◆ **Written instruction**
Make an exact copy of the entries below.

◆ **Supplied material**
▼
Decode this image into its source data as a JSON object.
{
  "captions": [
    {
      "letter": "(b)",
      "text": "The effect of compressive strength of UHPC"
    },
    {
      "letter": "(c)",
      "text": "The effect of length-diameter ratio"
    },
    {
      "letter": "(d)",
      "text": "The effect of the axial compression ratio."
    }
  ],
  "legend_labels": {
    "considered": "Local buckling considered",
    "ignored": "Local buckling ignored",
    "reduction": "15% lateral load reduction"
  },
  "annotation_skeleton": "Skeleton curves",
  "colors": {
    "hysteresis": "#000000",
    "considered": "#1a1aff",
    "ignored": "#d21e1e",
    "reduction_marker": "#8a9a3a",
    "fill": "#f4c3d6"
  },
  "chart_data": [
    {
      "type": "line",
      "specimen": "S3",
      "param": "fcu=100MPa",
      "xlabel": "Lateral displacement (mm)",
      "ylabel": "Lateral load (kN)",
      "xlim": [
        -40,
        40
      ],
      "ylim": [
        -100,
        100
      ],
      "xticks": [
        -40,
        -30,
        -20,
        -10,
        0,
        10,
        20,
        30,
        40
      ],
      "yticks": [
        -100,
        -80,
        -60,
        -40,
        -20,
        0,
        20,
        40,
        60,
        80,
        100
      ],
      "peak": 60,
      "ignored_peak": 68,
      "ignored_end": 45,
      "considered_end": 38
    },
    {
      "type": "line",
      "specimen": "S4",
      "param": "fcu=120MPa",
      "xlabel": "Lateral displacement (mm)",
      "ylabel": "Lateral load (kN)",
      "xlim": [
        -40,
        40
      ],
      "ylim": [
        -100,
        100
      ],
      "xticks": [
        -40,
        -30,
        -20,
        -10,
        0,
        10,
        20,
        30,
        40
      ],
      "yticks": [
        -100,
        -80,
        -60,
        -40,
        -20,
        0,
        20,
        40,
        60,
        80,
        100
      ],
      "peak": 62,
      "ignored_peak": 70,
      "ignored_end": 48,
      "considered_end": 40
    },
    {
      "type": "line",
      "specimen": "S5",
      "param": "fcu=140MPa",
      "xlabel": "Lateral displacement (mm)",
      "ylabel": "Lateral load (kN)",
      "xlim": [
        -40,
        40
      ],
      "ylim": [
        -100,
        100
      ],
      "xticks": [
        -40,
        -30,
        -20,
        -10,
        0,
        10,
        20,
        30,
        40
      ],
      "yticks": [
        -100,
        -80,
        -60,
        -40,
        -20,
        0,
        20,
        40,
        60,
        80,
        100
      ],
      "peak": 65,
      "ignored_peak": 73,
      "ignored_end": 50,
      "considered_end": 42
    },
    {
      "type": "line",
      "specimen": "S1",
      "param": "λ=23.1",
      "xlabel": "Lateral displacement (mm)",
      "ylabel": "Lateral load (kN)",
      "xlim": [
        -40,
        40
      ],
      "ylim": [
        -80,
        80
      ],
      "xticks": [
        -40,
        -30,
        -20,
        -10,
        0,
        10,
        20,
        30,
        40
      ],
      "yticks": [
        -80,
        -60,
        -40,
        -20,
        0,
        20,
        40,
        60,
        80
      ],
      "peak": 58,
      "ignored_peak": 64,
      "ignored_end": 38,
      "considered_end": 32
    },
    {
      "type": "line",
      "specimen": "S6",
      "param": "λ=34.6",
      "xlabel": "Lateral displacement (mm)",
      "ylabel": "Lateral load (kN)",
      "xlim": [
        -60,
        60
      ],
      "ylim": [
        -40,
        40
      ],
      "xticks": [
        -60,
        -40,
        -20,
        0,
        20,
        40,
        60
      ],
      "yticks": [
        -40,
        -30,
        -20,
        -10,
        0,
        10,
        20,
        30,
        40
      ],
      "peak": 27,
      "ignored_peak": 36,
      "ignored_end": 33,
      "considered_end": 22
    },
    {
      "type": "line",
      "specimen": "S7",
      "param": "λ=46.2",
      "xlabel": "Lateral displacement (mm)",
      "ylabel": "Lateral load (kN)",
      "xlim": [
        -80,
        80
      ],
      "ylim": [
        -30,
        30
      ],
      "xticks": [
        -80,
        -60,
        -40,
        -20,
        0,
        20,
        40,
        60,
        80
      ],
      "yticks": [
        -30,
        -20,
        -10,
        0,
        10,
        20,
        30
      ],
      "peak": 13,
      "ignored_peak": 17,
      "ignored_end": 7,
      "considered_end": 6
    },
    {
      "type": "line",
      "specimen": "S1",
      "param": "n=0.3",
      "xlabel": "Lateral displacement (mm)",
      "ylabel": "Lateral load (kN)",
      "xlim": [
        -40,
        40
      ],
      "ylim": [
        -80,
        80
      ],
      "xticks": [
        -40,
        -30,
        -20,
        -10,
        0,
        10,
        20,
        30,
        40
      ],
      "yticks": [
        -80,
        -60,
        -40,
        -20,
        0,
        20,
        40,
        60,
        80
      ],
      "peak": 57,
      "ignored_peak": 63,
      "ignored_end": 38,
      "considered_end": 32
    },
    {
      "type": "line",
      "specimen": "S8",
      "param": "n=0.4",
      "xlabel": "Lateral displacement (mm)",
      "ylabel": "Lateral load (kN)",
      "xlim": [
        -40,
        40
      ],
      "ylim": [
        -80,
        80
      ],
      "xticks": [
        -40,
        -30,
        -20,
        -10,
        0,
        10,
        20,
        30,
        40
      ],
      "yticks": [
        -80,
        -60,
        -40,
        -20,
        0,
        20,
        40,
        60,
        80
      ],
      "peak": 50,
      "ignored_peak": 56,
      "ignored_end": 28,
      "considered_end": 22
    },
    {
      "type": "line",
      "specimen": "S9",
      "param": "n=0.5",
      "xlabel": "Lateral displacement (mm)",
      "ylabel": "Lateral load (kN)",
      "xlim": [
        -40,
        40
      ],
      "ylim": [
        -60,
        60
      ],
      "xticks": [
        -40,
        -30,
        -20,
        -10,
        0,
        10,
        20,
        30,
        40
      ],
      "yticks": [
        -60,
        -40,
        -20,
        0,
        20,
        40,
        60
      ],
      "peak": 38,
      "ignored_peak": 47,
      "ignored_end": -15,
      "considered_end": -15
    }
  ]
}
▲
◆ **Task output**
Decode this image into its source data as a JSON object.
{
  "captions": [
    {
      "letter": "(b)",
      "text": "The effect of compressive strength of UHPC"
    },
    {
      "letter": "(c)",
      "text": "The effect of length-diameter ratio"
    },
    {
      "letter": "(d)",
      "text": "The effect of the axial compression ratio."
    }
  ],
  "legend_labels": {
    "considered": "Local buckling considered",
    "ignored": "Local buckling ignored",
    "reduction": "15% lateral load reduction"
  },
  "annotation_skeleton": "Skeleton curves",
  "colors": {
    "hysteresis": "#000000",
    "considered": "#1a1aff",
    "ignored": "#d21e1e",
    "reduction_marker": "#8a9a3a",
    "fill": "#f4c3d6"
  },
  "chart_data": [
    {
      "type": "line",
      "specimen": "S3",
      "param": "fcu=100MPa",
      "xlabel": "Lateral displacement (mm)",
      "ylabel": "Lateral load (kN)",
      "xlim": [
        -40,
        40
      ],
      "ylim": [
        -100,
        100
      ],
      "xticks": [
        -40,
        -30,
        -20,
        -10,
        0,
        10,
        20,
        30,
        40
      ],
      "yticks": [
        -100,
        -80,
        -60,
        -40,
        -20,
        0,
        20,
        40,
        60,
        80,
        100
      ],
      "peak": 60,
      "ignored_peak": 68,
      "ignored_end": 45,
      "considered_end": 38
    },
    {
      "type": "line",
      "specimen": "S4",
      "param": "fcu=120MPa",
      "xlabel": "Lateral displacement (mm)",
      "ylabel": "Lateral load (kN)",
      "xlim": [
        -40,
        40
      ],
      "ylim": [
        -100,
        100
      ],
      "xticks": [
        -40,
        -30,
        -20,
        -10,
        0,
        10,
        20,
        30,
        40
      ],
      "yticks": [
        -100,
        -80,
        -60,
        -40,
        -20,
        0,
        20,
        40,
        60,
        80,
        100
      ],
      "peak": 62,
      "ignored_peak": 70,
      "ignored_end": 48,
      "considered_end": 40
    },
    {
      "type": "line",
      "specimen": "S5",
      "param": "fcu=140MPa",
      "xlabel": "Lateral displacement (mm)",
      "ylabel": "Lateral load (kN)",
      "xlim": [
        -40,
        40
      ],
      "ylim": [
        -100,
        100
      ],
      "xticks": [
        -40,
        -30,
        -20,
        -10,
        0,
        10,
        20,
        30,
        40
      ],
      "yticks": [
        -100,
        -80,
        -60,
        -40,
        -20,
        0,
        20,
        40,
        60,
        80,
        100
      ],
      "peak": 65,
      "ignored_peak": 73,
      "ignored_end": 50,
      "considered_end": 42
    },
    {
      "type": "line",
      "specimen": "S1",
      "param": "λ=23.1",
      "xlabel": "Lateral displacement (mm)",
      "ylabel": "Lateral load (kN)",
      "xlim": [
        -40,
        40
      ],
      "ylim": [
        -80,
        80
      ],
      "xticks": [
        -40,
        -30,
        -20,
        -10,
        0,
        10,
        20,
        30,
        40
      ],
      "yticks": [
        -80,
        -60,
        -40,
        -20,
        0,
        20,
        40,
        60,
        80
      ],
      "peak": 58,
      "ignored_peak": 64,
      "ignored_end": 38,
      "considered_end": 32
    },
    {
      "type": "line",
      "specimen": "S6",
      "param": "λ=34.6",
      "xlabel": "Lateral displacement (mm)",
      "ylabel": "Lateral load (kN)",
      "xlim": [
        -60,
        60
      ],
      "ylim": [
        -40,
        40
      ],
      "xticks": [
        -60,
        -40,
        -20,
        0,
        20,
        40,
        60
      ],
      "yticks": [
        -40,
        -30,
        -20,
        -10,
        0,
        10,
        20,
        30,
        40
      ],
      "peak": 27,
      "ignored_peak": 36,
      "ignored_end": 33,
      "considered_end": 22
    },
    {
      "type": "line",
      "specimen": "S7",
      "param": "λ=46.2",
      "xlabel": "Lateral displacement (mm)",
      "ylabel": "Lateral load (kN)",
      "xlim": [
        -80,
        80
      ],
      "ylim": [
        -30,
        30
      ],
      "xticks": [
        -80,
        -60,
        -40,
        -20,
        0,
        20,
        40,
        60,
        80
      ],
      "yticks": [
        -30,
        -20,
        -10,
        0,
        10,
        20,
        30
      ],
      "peak": 13,
      "ignored_peak": 17,
      "ignored_end": 7,
      "considered_end": 6
    },
    {
      "type": "line",
      "specimen": "S1",
      "param": "n=0.3",
      "xlabel": "Lateral displacement (mm)",
      "ylabel": "Lateral load (kN)",
      "xlim": [
        -40,
        40
      ],
      "ylim": [
        -80,
        80
      ],
      "xticks": [
        -40,
        -30,
        -20,
        -10,
        0,
        10,
        20,
        30,
        40
      ],
      "yticks": [
        -80,
        -60,
        -40,
        -20,
        0,
        20,
        40,
        60,
        80
      ],
      "peak": 57,
      "ignored_peak": 63,
      "ignored_end": 38,
      "considered_end": 32
    },
    {
      "type": "line",
      "specimen": "S8",
      "param": "n=0.4",
      "xlabel": "Lateral displacement (mm)",
      "ylabel": "Lateral load (kN)",
      "xlim": [
        -40,
        40
      ],
      "ylim": [
        -80,
        80
      ],
      "xticks": [
        -40,
        -30,
        -20,
        -10,
        0,
        10,
        20,
        30,
        40
      ],
      "yticks": [
        -80,
        -60,
        -40,
        -20,
        0,
        20,
        40,
        60,
        80
      ],
      "peak": 50,
      "ignored_peak": 56,
      "ignored_end": 28,
      "considered_end": 22
    },
    {
      "type": "line",
      "specimen": "S9",
      "param": "n=0.5",
      "xlabel": "Lateral displacement (mm)",
      "ylabel": "Lateral load (kN)",
      "xlim": [
        -40,
        40
      ],
      "ylim": [
        -60,
        60
      ],
      "xticks": [
        -40,
        -30,
        -20,
        -10,
        0,
        10,
        20,
        30,
        40
      ],
      "yticks": [
        -60,
        -40,
        -20,
        0,
        20,
        40,
        60
      ],
      "peak": 38,
      "ignored_peak": 47,
      "ignored_end": -15,
      "considered_end": -15
    }
  ]
}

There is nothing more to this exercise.